**SHORT PROBLEM:** Every entry below must appear again, exactly as written.

**PROVIDED RECORDS:**
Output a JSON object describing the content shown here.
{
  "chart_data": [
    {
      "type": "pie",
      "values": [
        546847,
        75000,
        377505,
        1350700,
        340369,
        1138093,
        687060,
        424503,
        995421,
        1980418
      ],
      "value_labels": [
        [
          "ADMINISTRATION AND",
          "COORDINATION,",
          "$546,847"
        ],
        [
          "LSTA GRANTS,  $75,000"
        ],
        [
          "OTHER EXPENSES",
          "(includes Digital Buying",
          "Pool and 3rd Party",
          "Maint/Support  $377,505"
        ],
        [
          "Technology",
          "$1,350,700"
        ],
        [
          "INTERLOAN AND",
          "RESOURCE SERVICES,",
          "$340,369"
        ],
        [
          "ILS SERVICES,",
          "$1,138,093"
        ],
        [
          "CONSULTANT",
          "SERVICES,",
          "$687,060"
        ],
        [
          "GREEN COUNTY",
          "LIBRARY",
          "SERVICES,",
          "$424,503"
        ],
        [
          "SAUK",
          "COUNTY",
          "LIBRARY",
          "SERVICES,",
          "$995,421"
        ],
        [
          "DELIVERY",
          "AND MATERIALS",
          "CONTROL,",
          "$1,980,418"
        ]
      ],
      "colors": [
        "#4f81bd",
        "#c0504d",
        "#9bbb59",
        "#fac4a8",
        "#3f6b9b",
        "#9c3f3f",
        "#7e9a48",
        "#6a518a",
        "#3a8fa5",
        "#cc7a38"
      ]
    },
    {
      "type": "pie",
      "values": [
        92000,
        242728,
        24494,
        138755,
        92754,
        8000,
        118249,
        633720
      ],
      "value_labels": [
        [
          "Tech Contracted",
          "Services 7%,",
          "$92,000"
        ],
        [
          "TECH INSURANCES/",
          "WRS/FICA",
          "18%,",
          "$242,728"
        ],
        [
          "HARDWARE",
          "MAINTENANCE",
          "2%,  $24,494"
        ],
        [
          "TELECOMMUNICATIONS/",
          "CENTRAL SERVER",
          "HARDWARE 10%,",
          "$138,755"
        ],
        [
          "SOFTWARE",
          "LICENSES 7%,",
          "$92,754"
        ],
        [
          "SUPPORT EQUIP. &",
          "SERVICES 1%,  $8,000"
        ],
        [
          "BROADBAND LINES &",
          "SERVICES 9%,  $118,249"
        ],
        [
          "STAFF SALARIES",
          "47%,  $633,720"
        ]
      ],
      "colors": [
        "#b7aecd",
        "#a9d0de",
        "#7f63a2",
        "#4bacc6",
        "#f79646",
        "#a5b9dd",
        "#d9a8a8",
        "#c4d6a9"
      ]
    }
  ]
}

**FINISHED EXERCISE:**
Output a JSON object describing the content shown here.
{
  "chart_data": [
    {
      "type": "pie",
      "values": [
        546847,
        75000,
        377505,
        1350700,
        340369,
        1138093,
        687060,
        424503,
        995421,
        1980418
      ],
      "value_labels": [
        [
          "ADMINISTRATION AND",
          "COORDINATION,",
          "$546,847"
        ],
        [
          "LSTA GRANTS,  $75,000"
        ],
        [
          "OTHER EXPENSES",
          "(includes Digital Buying",
          "Pool and 3rd Party",
          "Maint/Support  $377,505"
        ],
        [
          "Technology",
          "$1,350,700"
        ],
        [
          "INTERLOAN AND",
          "RESOURCE SERVICES,",
          "$340,369"
        ],
        [
          "ILS SERVICES,",
          "$1,138,093"
        ],
        [
          "CONSULTANT",
          "SERVICES,",
          "$687,060"
        ],
        [
          "GREEN COUNTY",
          "LIBRARY",
          "SERVICES,",
          "$424,503"
        ],
        [
          "SAUK",
          "COUNTY",
          "LIBRARY",
          "SERVICES,",
          "$995,421"
        ],
        [
          "DELIVERY",
          "AND MATERIALS",
          "CONTROL,",
          "$1,980,418"
        ]
      ],
      "colors": [
        "#4f81bd",
        "#c0504d",
        "#9bbb59",
        "#fac4a8",
        "#3f6b9b",
        "#9c3f3f",
        "#7e9a48",
        "#6a518a",
        "#3a8fa5",
        "#cc7a38"
      ]
    },
    {
      "type": "pie",
      "values": [
        92000,
        242728,
        24494,
        138755,
        92754,
        8000,
        118249,
        633720
      ],
      "value_labels": [
        [
          "Tech Contracted",
          "Services 7%,",
          "$92,000"
        ],
        [
          "TECH INSURANCES/",
          "WRS/FICA",
          "18%,",
          "$242,728"
        ],
        [
          "HARDWARE",
          "MAINTENANCE",
          "2%,  $24,494"
        ],
        [
          "TELECOMMUNICATIONS/",
          "CENTRAL SERVER",
          "HARDWARE 10%,",
          "$138,755"
        ],
        [
          "SOFTWARE",
          "LICENSES 7%,",
          "$92,754"
        ],
        [
          "SUPPORT EQUIP. &",
          "SERVICES 1%,  $8,000"
        ],
        [
          "BROADBAND LINES &",
          "SERVICES 9%,  $118,249"
        ],
        [
          "STAFF SALARIES",
          "47%,  $633,720"
        ]
      ],
      "colors": [
        "#b7aecd",
        "#a9d0de",
        "#7f63a2",
        "#4bacc6",
        "#f79646",
        "#a5b9dd",
        "#d9a8a8",
        "#c4d6a9"
      ]
    }
  ]
}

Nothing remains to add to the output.